* Given records
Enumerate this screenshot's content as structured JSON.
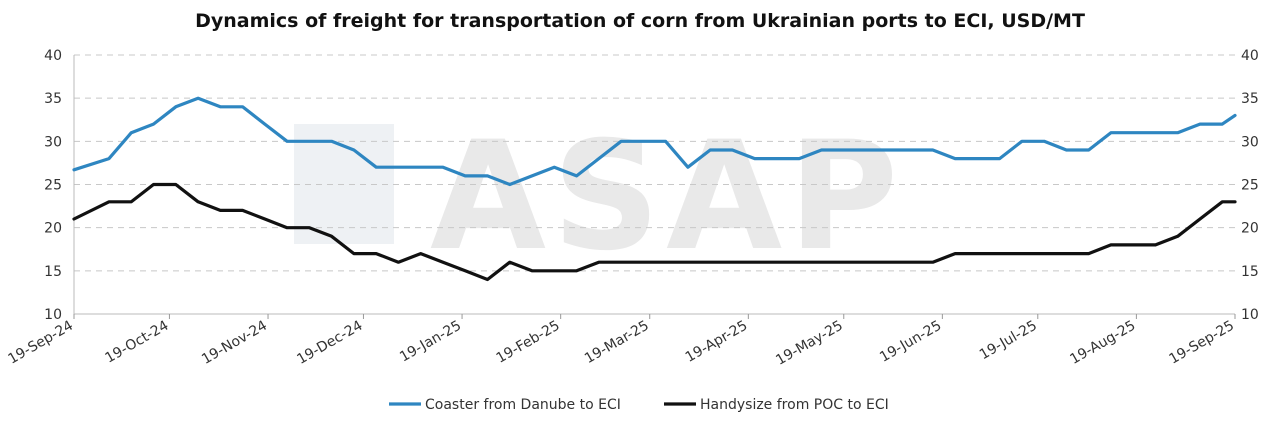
{
  "chart_data": {
    "type": "line",
    "title": "Dynamics of freight for transportation of corn from Ukrainian ports to ECI, USD/MT",
    "watermark": "ASAP",
    "ylim": [
      10,
      40
    ],
    "yticks": [
      10,
      15,
      20,
      25,
      30,
      35,
      40
    ],
    "y_axis_sides": [
      "left",
      "right"
    ],
    "grid": true,
    "legend_position": "bottom",
    "xticks": [
      "19-Sep-24",
      "19-Oct-24",
      "19-Nov-24",
      "19-Dec-24",
      "19-Jan-25",
      "19-Feb-25",
      "19-Mar-25",
      "19-Apr-25",
      "19-May-25",
      "19-Jun-25",
      "19-Jul-25",
      "19-Aug-25",
      "19-Sep-25"
    ],
    "x": [
      "2024-09-19",
      "2024-09-30",
      "2024-10-07",
      "2024-10-14",
      "2024-10-21",
      "2024-10-28",
      "2024-11-04",
      "2024-11-11",
      "2024-11-18",
      "2024-11-25",
      "2024-12-02",
      "2024-12-09",
      "2024-12-16",
      "2024-12-23",
      "2024-12-30",
      "2025-01-06",
      "2025-01-13",
      "2025-01-20",
      "2025-01-27",
      "2025-02-03",
      "2025-02-10",
      "2025-02-17",
      "2025-02-24",
      "2025-03-03",
      "2025-03-10",
      "2025-03-17",
      "2025-03-24",
      "2025-03-31",
      "2025-04-07",
      "2025-04-14",
      "2025-04-21",
      "2025-04-28",
      "2025-05-05",
      "2025-05-12",
      "2025-05-19",
      "2025-05-26",
      "2025-06-02",
      "2025-06-09",
      "2025-06-16",
      "2025-06-23",
      "2025-06-30",
      "2025-07-07",
      "2025-07-14",
      "2025-07-21",
      "2025-07-28",
      "2025-08-04",
      "2025-08-11",
      "2025-08-18",
      "2025-08-25",
      "2025-09-01",
      "2025-09-08",
      "2025-09-15",
      "2025-09-19"
    ],
    "series": [
      {
        "name": "Coaster from Danube to ECI",
        "color": "#2e86c1",
        "values": [
          26.7,
          28,
          31,
          32,
          34,
          35,
          34,
          34,
          32,
          30,
          30,
          30,
          29,
          27,
          27,
          27,
          27,
          26,
          26,
          25,
          26,
          27,
          26,
          28,
          30,
          30,
          30,
          27,
          29,
          29,
          28,
          28,
          28,
          29,
          29,
          29,
          29,
          29,
          29,
          28,
          28,
          28,
          30,
          30,
          29,
          29,
          31,
          31,
          31,
          31,
          32,
          32,
          33
        ]
      },
      {
        "name": "Handysize from POC to ECI",
        "color": "#111111",
        "values": [
          21,
          23,
          23,
          25,
          25,
          23,
          22,
          22,
          21,
          20,
          20,
          19,
          17,
          17,
          16,
          17,
          16,
          15,
          14,
          16,
          15,
          15,
          15,
          16,
          16,
          16,
          16,
          16,
          16,
          16,
          16,
          16,
          16,
          16,
          16,
          16,
          16,
          16,
          16,
          17,
          17,
          17,
          17,
          17,
          17,
          17,
          18,
          18,
          18,
          19,
          21,
          23,
          23
        ]
      }
    ]
  }
}
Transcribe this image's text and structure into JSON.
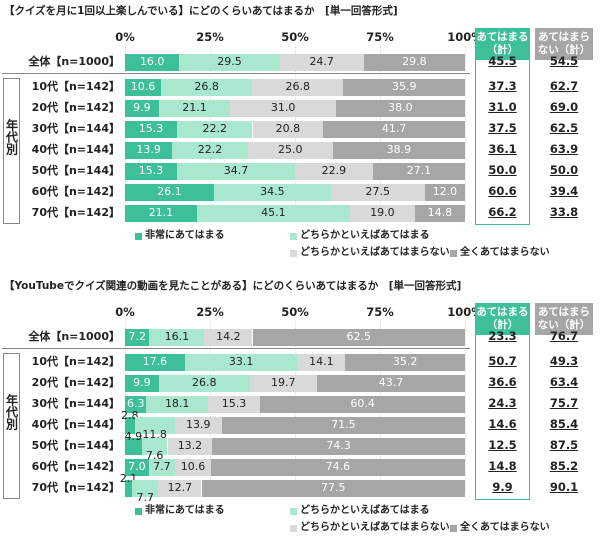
{
  "chart_data": [
    {
      "type": "bar",
      "orientation": "horizontal",
      "stacked": true,
      "title": "【クイズを月に1回以上楽しんでいる】にどのくらいあてはまるか　[単一回答形式]",
      "categories": [
        "全体【n=1000】",
        "10代【n=142】",
        "20代【n=142】",
        "30代【n=144】",
        "40代【n=144】",
        "50代【n=144】",
        "60代【n=142】",
        "70代【n=142】"
      ],
      "group_label": "年代別",
      "xlim": [
        0,
        100
      ],
      "xticks": [
        {
          "value": 0,
          "label": "0%"
        },
        {
          "value": 25,
          "label": "25%"
        },
        {
          "value": 50,
          "label": "50%"
        },
        {
          "value": 75,
          "label": "75%"
        },
        {
          "value": 100,
          "label": "100%"
        }
      ],
      "series": [
        {
          "name": "非常にあてはまる",
          "color": "#3dbf99",
          "values": [
            16.0,
            10.6,
            9.9,
            15.3,
            13.9,
            15.3,
            26.1,
            21.1
          ],
          "value_labels": [
            "16.0",
            "10.6",
            "9.9",
            "15.3",
            "13.9",
            "15.3",
            "26.1",
            "21.1"
          ]
        },
        {
          "name": "どちらかといえばあてはまる",
          "color": "#a9e8cf",
          "values": [
            29.5,
            26.8,
            21.1,
            22.2,
            22.2,
            34.7,
            34.5,
            45.1
          ],
          "value_labels": [
            "29.5",
            "26.8",
            "21.1",
            "22.2",
            "22.2",
            "34.7",
            "34.5",
            "45.1"
          ]
        },
        {
          "name": "どちらかといえばあてはまらない",
          "color": "#d9d9d9",
          "values": [
            24.7,
            26.8,
            31.0,
            20.8,
            25.0,
            22.9,
            27.5,
            19.0
          ],
          "value_labels": [
            "24.7",
            "26.8",
            "31.0",
            "20.8",
            "25.0",
            "22.9",
            "27.5",
            "19.0"
          ]
        },
        {
          "name": "全くあてはまらない",
          "color": "#a6a6a6",
          "values": [
            29.8,
            35.9,
            38.0,
            41.7,
            38.9,
            27.1,
            12.0,
            14.8
          ],
          "value_labels": [
            "29.8",
            "35.9",
            "38.0",
            "41.7",
            "38.9",
            "27.1",
            "12.0",
            "14.8"
          ]
        }
      ],
      "summary": {
        "headers": [
          "あてはまる（計）",
          "あてはまらない（計）"
        ],
        "rows": [
          [
            "45.5",
            "54.5"
          ],
          [
            "37.3",
            "62.7"
          ],
          [
            "31.0",
            "69.0"
          ],
          [
            "37.5",
            "62.5"
          ],
          [
            "36.1",
            "63.9"
          ],
          [
            "50.0",
            "50.0"
          ],
          [
            "60.6",
            "39.4"
          ],
          [
            "66.2",
            "33.8"
          ]
        ]
      }
    },
    {
      "type": "bar",
      "orientation": "horizontal",
      "stacked": true,
      "title": "【YouTubeでクイズ関連の動画を見たことがある】にどのくらいあてはまるか　[単一回答形式]",
      "categories": [
        "全体【n=1000】",
        "10代【n=142】",
        "20代【n=142】",
        "30代【n=144】",
        "40代【n=144】",
        "50代【n=144】",
        "60代【n=142】",
        "70代【n=142】"
      ],
      "group_label": "年代別",
      "xlim": [
        0,
        100
      ],
      "xticks": [
        {
          "value": 0,
          "label": "0%"
        },
        {
          "value": 25,
          "label": "25%"
        },
        {
          "value": 50,
          "label": "50%"
        },
        {
          "value": 75,
          "label": "75%"
        },
        {
          "value": 100,
          "label": "100%"
        }
      ],
      "series": [
        {
          "name": "非常にあてはまる",
          "color": "#3dbf99",
          "values": [
            7.2,
            17.6,
            9.9,
            6.3,
            2.8,
            4.9,
            7.0,
            2.1
          ],
          "value_labels": [
            "7.2",
            "17.6",
            "9.9",
            "6.3",
            "2.8",
            "4.9",
            "7.0",
            "2.1"
          ]
        },
        {
          "name": "どちらかといえばあてはまる",
          "color": "#a9e8cf",
          "values": [
            16.1,
            33.1,
            26.8,
            18.1,
            11.8,
            7.6,
            7.7,
            7.7
          ],
          "value_labels": [
            "16.1",
            "33.1",
            "26.8",
            "18.1",
            "11.8",
            "7.6",
            "7.7",
            "7.7"
          ]
        },
        {
          "name": "どちらかといえばあてはまらない",
          "color": "#d9d9d9",
          "values": [
            14.2,
            14.1,
            19.7,
            15.3,
            13.9,
            13.2,
            10.6,
            12.7
          ],
          "value_labels": [
            "14.2",
            "14.1",
            "19.7",
            "15.3",
            "13.9",
            "13.2",
            "10.6",
            "12.7"
          ]
        },
        {
          "name": "全くあてはまらない",
          "color": "#a6a6a6",
          "values": [
            62.5,
            35.2,
            43.7,
            60.4,
            71.5,
            74.3,
            74.6,
            77.5
          ],
          "value_labels": [
            "62.5",
            "35.2",
            "43.7",
            "60.4",
            "71.5",
            "74.3",
            "74.6",
            "77.5"
          ]
        }
      ],
      "summary": {
        "headers": [
          "あてはまる（計）",
          "あてはまらない（計）"
        ],
        "rows": [
          [
            "23.3",
            "76.7"
          ],
          [
            "50.7",
            "49.3"
          ],
          [
            "36.6",
            "63.4"
          ],
          [
            "24.3",
            "75.7"
          ],
          [
            "14.6",
            "85.4"
          ],
          [
            "12.5",
            "87.5"
          ],
          [
            "14.8",
            "85.2"
          ],
          [
            "9.9",
            "90.1"
          ]
        ]
      }
    }
  ]
}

* What you are asked to do
Check each line above for the string "JSON" and show the ones that have it.

* Result below
Enumerate this screenshot's content as structured JSON.
Transcribe this image's text and structure into JSON.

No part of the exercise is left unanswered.